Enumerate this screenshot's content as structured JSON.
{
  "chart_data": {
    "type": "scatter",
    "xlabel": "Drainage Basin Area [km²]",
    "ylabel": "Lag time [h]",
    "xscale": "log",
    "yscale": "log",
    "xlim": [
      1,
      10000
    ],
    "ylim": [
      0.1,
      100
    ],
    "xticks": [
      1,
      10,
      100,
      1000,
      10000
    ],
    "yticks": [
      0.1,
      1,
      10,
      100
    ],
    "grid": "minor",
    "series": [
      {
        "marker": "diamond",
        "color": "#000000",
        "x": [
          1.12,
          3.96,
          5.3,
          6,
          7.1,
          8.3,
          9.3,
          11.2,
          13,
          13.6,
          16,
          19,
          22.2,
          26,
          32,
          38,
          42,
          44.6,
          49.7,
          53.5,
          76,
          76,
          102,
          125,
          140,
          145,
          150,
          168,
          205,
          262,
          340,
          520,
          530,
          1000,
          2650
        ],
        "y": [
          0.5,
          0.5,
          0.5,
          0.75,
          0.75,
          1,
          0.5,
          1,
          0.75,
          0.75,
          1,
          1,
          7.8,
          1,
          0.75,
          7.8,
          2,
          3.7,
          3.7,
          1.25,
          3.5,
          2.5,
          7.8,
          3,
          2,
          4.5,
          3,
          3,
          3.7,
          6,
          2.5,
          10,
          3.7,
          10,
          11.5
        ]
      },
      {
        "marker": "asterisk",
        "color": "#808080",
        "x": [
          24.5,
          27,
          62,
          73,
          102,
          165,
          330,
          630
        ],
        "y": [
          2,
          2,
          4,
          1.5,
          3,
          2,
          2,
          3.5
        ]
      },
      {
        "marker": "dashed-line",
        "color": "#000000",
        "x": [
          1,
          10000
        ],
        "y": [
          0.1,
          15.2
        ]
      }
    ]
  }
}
-------------------------
Written exercise:
Print every record exactly as it was given.

Solution to the problem:
Enumerate this screenshot's content as structured JSON.
{
  "chart_data": {
    "type": "scatter",
    "xlabel": "Drainage Basin Area [km²]",
    "ylabel": "Lag time [h]",
    "xscale": "log",
    "yscale": "log",
    "xlim": [
      1,
      10000
    ],
    "ylim": [
      0.1,
      100
    ],
    "xticks": [
      1,
      10,
      100,
      1000,
      10000
    ],
    "yticks": [
      0.1,
      1,
      10,
      100
    ],
    "grid": "minor",
    "series": [
      {
        "marker": "diamond",
        "color": "#000000",
        "x": [
          1.12,
          3.96,
          5.3,
          6,
          7.1,
          8.3,
          9.3,
          11.2,
          13,
          13.6,
          16,
          19,
          22.2,
          26,
          32,
          38,
          42,
          44.6,
          49.7,
          53.5,
          76,
          76,
          102,
          125,
          140,
          145,
          150,
          168,
          205,
          262,
          340,
          520,
          530,
          1000,
          2650
        ],
        "y": [
          0.5,
          0.5,
          0.5,
          0.75,
          0.75,
          1,
          0.5,
          1,
          0.75,
          0.75,
          1,
          1,
          7.8,
          1,
          0.75,
          7.8,
          2,
          3.7,
          3.7,
          1.25,
          3.5,
          2.5,
          7.8,
          3,
          2,
          4.5,
          3,
          3,
          3.7,
          6,
          2.5,
          10,
          3.7,
          10,
          11.5
        ]
      },
      {
        "marker": "asterisk",
        "color": "#808080",
        "x": [
          24.5,
          27,
          62,
          73,
          102,
          165,
          330,
          630
        ],
        "y": [
          2,
          2,
          4,
          1.5,
          3,
          2,
          2,
          3.5
        ]
      },
      {
        "marker": "dashed-line",
        "color": "#000000",
        "x": [
          1,
          10000
        ],
        "y": [
          0.1,
          15.2
        ]
      }
    ]
  }
}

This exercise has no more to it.